Search the listing below for the word "icon" and copy each line that holds it.

*** Data section ***

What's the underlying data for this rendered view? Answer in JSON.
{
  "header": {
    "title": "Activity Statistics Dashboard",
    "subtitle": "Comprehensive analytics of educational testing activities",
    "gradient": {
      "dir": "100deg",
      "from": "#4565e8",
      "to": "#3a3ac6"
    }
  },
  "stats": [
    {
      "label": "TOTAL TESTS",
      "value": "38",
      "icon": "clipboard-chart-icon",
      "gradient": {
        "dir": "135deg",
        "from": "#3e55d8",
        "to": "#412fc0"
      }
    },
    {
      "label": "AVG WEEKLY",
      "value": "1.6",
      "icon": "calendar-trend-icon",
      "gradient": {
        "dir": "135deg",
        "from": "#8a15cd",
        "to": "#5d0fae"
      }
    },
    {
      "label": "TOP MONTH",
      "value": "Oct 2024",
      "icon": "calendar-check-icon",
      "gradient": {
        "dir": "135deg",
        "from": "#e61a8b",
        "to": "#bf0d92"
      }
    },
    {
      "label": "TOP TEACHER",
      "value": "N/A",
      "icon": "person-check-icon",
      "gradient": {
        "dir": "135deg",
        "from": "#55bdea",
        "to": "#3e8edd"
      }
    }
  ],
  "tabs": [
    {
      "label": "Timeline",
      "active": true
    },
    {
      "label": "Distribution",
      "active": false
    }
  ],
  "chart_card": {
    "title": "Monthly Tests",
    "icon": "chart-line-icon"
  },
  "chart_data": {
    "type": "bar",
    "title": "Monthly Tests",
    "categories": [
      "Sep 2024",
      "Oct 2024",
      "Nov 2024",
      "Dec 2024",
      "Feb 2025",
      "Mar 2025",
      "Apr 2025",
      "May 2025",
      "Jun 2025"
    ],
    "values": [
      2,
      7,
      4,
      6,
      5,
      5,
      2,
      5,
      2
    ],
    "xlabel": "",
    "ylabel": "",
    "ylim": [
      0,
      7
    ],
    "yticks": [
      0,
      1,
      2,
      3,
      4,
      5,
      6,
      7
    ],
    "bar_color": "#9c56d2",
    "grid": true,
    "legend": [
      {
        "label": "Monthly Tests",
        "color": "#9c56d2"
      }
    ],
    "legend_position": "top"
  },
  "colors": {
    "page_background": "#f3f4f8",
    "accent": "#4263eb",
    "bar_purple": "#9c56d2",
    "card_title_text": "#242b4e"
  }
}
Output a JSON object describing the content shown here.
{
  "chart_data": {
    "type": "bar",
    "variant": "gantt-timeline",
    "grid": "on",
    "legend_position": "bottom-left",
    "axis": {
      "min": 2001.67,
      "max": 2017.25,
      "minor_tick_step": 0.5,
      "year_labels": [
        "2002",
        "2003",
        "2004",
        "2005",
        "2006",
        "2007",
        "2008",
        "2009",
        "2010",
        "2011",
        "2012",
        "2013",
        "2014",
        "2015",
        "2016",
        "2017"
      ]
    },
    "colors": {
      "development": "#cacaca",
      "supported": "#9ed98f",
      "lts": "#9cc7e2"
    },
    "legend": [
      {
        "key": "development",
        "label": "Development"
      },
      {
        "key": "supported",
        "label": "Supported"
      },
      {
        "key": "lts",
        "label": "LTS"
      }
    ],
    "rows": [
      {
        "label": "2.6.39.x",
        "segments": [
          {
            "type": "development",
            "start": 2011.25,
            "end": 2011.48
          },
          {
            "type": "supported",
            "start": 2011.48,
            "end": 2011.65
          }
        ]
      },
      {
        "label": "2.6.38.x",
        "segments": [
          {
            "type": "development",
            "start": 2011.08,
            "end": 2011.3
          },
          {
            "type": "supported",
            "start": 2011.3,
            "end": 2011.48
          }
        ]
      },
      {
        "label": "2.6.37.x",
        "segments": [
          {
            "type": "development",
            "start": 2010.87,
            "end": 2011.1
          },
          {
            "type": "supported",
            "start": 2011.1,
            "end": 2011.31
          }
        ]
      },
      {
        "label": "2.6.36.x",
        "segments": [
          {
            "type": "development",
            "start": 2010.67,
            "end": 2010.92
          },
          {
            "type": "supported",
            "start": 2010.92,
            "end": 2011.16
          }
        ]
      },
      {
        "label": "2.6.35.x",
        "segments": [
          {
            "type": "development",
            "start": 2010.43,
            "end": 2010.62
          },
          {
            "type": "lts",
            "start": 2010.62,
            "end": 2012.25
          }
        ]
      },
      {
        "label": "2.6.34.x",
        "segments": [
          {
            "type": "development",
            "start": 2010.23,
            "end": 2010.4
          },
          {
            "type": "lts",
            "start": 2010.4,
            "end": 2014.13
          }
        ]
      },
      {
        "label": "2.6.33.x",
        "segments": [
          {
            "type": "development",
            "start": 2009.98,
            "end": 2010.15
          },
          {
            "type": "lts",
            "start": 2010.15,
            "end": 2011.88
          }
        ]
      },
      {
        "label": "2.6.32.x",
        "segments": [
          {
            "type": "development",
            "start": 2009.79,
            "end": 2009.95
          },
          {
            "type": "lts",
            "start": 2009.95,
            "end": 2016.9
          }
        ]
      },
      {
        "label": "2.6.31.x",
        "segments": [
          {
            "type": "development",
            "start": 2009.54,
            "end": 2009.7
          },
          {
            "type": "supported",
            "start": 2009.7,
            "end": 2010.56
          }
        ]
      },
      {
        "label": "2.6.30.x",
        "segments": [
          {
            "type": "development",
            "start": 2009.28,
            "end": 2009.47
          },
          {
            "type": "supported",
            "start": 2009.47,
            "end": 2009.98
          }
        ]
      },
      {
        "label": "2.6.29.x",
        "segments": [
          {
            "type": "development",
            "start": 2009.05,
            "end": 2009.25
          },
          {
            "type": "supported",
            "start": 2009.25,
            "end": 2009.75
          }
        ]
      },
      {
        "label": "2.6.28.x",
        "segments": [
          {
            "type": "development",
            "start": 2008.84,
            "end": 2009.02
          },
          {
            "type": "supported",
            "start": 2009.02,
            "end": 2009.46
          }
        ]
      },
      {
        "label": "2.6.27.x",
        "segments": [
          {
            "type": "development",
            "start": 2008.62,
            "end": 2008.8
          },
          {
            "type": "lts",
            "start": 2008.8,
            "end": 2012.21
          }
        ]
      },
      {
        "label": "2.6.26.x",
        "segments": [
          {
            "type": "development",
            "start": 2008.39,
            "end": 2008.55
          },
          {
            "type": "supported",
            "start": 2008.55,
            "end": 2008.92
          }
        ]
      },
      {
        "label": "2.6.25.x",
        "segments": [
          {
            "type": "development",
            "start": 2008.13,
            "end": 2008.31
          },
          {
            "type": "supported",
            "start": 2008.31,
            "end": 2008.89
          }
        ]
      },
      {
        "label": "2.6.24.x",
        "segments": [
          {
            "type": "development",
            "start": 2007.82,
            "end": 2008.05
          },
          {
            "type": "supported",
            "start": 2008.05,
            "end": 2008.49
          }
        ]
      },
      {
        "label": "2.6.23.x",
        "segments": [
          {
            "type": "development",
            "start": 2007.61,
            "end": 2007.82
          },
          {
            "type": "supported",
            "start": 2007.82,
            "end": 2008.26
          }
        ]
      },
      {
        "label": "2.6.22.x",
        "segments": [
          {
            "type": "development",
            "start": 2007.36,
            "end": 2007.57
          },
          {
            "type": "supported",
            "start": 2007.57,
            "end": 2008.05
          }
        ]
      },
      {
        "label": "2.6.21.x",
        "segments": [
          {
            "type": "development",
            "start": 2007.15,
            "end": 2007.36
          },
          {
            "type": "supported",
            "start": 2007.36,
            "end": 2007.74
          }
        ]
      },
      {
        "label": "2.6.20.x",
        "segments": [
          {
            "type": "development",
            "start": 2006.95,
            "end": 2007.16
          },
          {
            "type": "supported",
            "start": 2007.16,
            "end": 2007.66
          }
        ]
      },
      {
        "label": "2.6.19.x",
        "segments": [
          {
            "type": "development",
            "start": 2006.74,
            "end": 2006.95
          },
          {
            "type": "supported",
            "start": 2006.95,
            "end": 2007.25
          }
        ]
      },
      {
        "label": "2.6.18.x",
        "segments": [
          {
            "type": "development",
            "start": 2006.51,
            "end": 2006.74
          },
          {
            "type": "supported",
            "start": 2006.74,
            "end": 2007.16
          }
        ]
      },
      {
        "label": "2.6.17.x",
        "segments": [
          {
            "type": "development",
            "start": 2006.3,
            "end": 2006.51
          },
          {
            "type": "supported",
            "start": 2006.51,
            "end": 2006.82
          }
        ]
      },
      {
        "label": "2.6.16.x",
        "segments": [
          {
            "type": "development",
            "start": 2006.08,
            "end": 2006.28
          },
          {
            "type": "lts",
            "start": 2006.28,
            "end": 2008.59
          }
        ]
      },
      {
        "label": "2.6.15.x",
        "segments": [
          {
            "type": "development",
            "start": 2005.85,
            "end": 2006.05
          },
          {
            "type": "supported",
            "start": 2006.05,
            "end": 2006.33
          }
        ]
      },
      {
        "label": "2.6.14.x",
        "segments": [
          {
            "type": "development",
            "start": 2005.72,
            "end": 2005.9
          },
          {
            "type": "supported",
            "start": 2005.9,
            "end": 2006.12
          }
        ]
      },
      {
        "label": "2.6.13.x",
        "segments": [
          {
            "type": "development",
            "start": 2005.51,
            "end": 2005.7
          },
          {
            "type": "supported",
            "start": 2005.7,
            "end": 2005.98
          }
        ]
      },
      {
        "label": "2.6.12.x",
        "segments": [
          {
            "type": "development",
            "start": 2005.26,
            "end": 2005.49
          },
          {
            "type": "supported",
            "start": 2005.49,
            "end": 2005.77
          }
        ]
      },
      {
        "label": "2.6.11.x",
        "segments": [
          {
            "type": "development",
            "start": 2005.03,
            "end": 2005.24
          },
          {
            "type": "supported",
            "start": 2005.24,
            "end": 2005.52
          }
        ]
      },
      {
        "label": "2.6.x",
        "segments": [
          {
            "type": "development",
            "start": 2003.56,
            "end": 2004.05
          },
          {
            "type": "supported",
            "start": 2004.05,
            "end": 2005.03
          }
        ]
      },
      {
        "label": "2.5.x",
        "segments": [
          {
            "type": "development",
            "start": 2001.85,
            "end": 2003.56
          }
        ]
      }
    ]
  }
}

***

__Worked answer__
      "icon": "clipboard-chart-icon",
      "icon": "calendar-trend-icon",
      "icon": "calendar-check-icon",
      "icon": "person-check-icon",
    "icon": "chart-line-icon"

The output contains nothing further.